Listing:
◆ ◆ ◆

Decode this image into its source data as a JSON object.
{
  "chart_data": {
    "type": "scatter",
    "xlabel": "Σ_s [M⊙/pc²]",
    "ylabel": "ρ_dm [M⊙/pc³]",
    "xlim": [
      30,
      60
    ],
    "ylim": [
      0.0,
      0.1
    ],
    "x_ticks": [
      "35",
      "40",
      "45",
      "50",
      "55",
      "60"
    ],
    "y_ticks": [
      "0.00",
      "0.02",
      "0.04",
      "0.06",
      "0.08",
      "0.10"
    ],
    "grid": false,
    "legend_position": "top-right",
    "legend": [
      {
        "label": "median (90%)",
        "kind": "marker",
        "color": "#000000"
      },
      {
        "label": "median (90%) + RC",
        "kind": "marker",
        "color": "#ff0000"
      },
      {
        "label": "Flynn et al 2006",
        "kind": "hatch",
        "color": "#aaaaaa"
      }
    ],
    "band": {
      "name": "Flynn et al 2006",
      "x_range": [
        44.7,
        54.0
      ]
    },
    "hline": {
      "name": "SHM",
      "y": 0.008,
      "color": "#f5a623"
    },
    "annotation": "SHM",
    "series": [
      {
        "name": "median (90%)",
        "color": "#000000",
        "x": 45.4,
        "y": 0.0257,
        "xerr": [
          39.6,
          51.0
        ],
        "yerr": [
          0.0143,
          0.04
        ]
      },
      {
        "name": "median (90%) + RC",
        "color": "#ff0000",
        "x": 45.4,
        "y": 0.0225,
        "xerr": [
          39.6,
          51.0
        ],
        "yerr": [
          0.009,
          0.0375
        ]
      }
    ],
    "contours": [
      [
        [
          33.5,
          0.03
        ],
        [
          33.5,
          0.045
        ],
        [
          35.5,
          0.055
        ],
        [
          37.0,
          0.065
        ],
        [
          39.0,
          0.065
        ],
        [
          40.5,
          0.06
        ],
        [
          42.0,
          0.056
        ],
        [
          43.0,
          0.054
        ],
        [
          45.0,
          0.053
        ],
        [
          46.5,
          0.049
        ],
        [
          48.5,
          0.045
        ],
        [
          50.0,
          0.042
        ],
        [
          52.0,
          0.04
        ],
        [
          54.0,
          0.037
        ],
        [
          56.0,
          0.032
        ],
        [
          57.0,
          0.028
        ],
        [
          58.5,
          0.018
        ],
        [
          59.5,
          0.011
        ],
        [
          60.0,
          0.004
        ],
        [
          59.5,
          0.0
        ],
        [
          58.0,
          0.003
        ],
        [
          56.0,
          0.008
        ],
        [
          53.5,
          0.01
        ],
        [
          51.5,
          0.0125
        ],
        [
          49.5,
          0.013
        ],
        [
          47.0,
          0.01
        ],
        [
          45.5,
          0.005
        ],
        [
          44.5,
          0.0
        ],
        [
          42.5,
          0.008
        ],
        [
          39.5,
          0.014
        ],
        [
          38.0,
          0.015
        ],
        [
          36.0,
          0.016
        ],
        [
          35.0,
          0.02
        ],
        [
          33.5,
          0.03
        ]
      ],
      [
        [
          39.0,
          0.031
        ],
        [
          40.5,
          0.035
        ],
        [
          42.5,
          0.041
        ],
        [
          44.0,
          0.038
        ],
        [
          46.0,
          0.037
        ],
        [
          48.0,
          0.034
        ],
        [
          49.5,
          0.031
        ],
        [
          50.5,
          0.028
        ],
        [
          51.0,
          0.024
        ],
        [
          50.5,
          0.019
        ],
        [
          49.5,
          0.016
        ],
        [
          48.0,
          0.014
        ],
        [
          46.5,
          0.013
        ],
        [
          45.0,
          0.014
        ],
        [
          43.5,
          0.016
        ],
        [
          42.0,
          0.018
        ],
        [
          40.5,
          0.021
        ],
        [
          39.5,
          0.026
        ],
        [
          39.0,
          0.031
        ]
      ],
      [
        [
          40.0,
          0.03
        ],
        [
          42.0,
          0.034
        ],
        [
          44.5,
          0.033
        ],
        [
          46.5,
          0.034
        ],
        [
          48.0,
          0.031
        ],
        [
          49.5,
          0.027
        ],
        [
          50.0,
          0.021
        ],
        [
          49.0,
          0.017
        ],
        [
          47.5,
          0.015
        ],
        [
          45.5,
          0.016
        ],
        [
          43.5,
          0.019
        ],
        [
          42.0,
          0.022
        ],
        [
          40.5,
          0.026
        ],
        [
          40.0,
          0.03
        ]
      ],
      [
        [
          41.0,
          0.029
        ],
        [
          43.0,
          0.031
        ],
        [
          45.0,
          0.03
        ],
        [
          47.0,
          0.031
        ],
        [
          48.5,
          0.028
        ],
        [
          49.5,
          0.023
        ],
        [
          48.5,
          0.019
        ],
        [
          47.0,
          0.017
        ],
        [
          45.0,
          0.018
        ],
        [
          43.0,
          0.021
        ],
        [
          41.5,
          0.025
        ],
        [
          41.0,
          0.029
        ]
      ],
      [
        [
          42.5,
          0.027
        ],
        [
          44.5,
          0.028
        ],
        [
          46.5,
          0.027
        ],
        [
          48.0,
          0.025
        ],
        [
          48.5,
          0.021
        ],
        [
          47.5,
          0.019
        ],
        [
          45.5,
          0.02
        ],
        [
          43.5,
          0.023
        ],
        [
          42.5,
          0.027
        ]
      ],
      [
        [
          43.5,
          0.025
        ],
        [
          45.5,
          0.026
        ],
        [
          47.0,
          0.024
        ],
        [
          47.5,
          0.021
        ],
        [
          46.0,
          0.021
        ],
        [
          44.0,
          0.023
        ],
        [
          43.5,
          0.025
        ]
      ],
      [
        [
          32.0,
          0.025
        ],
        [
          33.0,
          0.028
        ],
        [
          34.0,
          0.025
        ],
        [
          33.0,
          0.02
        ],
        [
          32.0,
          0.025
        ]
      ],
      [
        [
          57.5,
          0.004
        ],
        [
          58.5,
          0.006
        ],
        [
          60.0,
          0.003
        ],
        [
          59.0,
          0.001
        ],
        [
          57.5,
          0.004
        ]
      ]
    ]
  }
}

◆ ◆ ◆

In the material above, find the lines that contain "name" and show them.

      "name": "Flynn et al 2006",
      "name": "SHM",
        "name": "median (90%)",
        "name": "median (90%) + RC",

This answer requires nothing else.